* RECORDS TO USE *
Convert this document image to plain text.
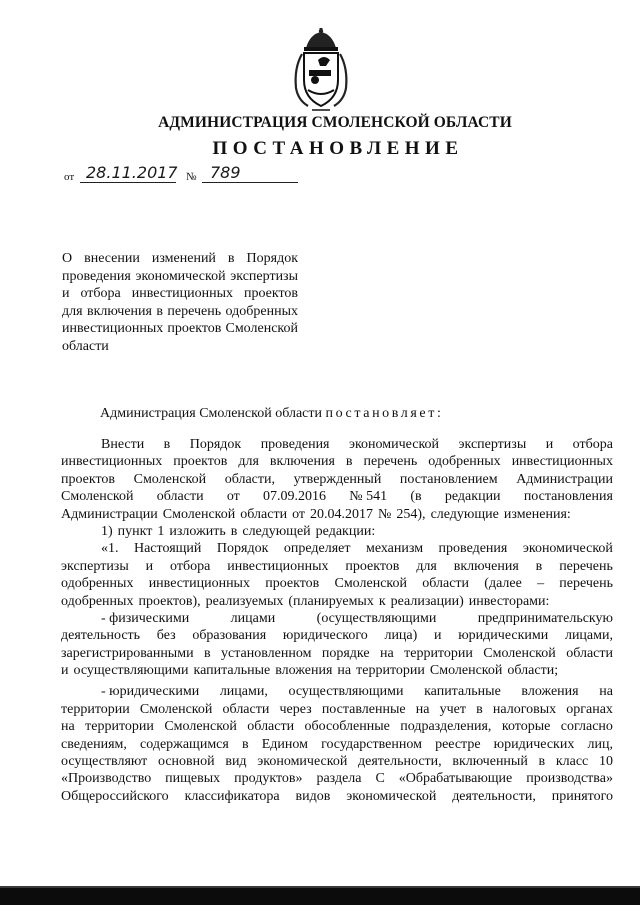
АДМИНИСТРАЦИЯ СМОЛЕНСКОЙ ОБЛАСТИ
ПОСТАНОВЛЕНИЕ
от 28.11.2017 № 789
О внесении изменений в Порядок проведения экономической экспертизы и отбора инвестиционных проектов для включения в перечень одобренных инвестиционных проектов Смоленской области
Администрация Смоленской области постановляет:
Внести в Порядок проведения экономической экспертизы и отбора
инвестиционных проектов для включения в перечень одобренных инвестиционных
проектов Смоленской области, утвержденный постановлением Администрации
Смоленской области от 07.09.2016 № 541 (в редакции постановления
Администрации Смоленской области от 20.04.2017 № 254), следующие изменения:
1) пункт 1 изложить в следующей редакции:
«1. Настоящий Порядок определяет механизм проведения экономической
экспертизы и отбора инвестиционных проектов для включения в перечень
одобренных инвестиционных проектов Смоленской области (далее – перечень
одобренных проектов), реализуемых (планируемых к реализации) инвесторами:
- физическими	лицами	(осуществляющими	предпринимательскую
деятельность без образования юридического лица) и юридическими лицами,
зарегистрированными в установленном порядке на территории Смоленской области
и осуществляющими капитальные вложения на территории Смоленской области;
- юридическими лицами, осуществляющими капитальные вложения на
территории Смоленской области через поставленные на учет в налоговых органах
на территории Смоленской области обособленные подразделения, которые согласно
сведениям, содержащимся в Едином государственном реестре юридических лиц,
осуществляют основной вид экономической деятельности, включенный в класс 10
«Производство пищевых продуктов» раздела С «Обрабатывающие производства»
Общероссийского классификатора видов экономической деятельности, принятого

* WHAT YOU HAVE TO DO *
All the lines above are to be given again exactly as they read, with the pictures removed.

* RESULT OF THIS EXERCISE *
Convert this document image to plain text.
АДМИНИСТРАЦИЯ СМОЛЕНСКОЙ ОБЛАСТИ
ПОСТАНОВЛЕНИЕ
от 28.11.2017 № 789
О внесении изменений в Порядок проведения экономической экспертизы и отбора инвестиционных проектов для включения в перечень одобренных инвестиционных проектов Смоленской области
Администрация Смоленской области постановляет:
Внести в Порядок проведения экономической экспертизы и отбора
инвестиционных проектов для включения в перечень одобренных инвестиционных
проектов Смоленской области, утвержденный постановлением Администрации
Смоленской области от 07.09.2016 № 541 (в редакции постановления
Администрации Смоленской области от 20.04.2017 № 254), следующие изменения:
1) пункт 1 изложить в следующей редакции:
«1. Настоящий Порядок определяет механизм проведения экономической
экспертизы и отбора инвестиционных проектов для включения в перечень
одобренных инвестиционных проектов Смоленской области (далее – перечень
одобренных проектов), реализуемых (планируемых к реализации) инвесторами:
- физическими	лицами	(осуществляющими	предпринимательскую
деятельность без образования юридического лица) и юридическими лицами,
зарегистрированными в установленном порядке на территории Смоленской области
и осуществляющими капитальные вложения на территории Смоленской области;
- юридическими лицами, осуществляющими капитальные вложения на
территории Смоленской области через поставленные на учет в налоговых органах
на территории Смоленской области обособленные подразделения, которые согласно
сведениям, содержащимся в Едином государственном реестре юридических лиц,
осуществляют основной вид экономической деятельности, включенный в класс 10
«Производство пищевых продуктов» раздела С «Обрабатывающие производства»
Общероссийского классификатора видов экономической деятельности, принятого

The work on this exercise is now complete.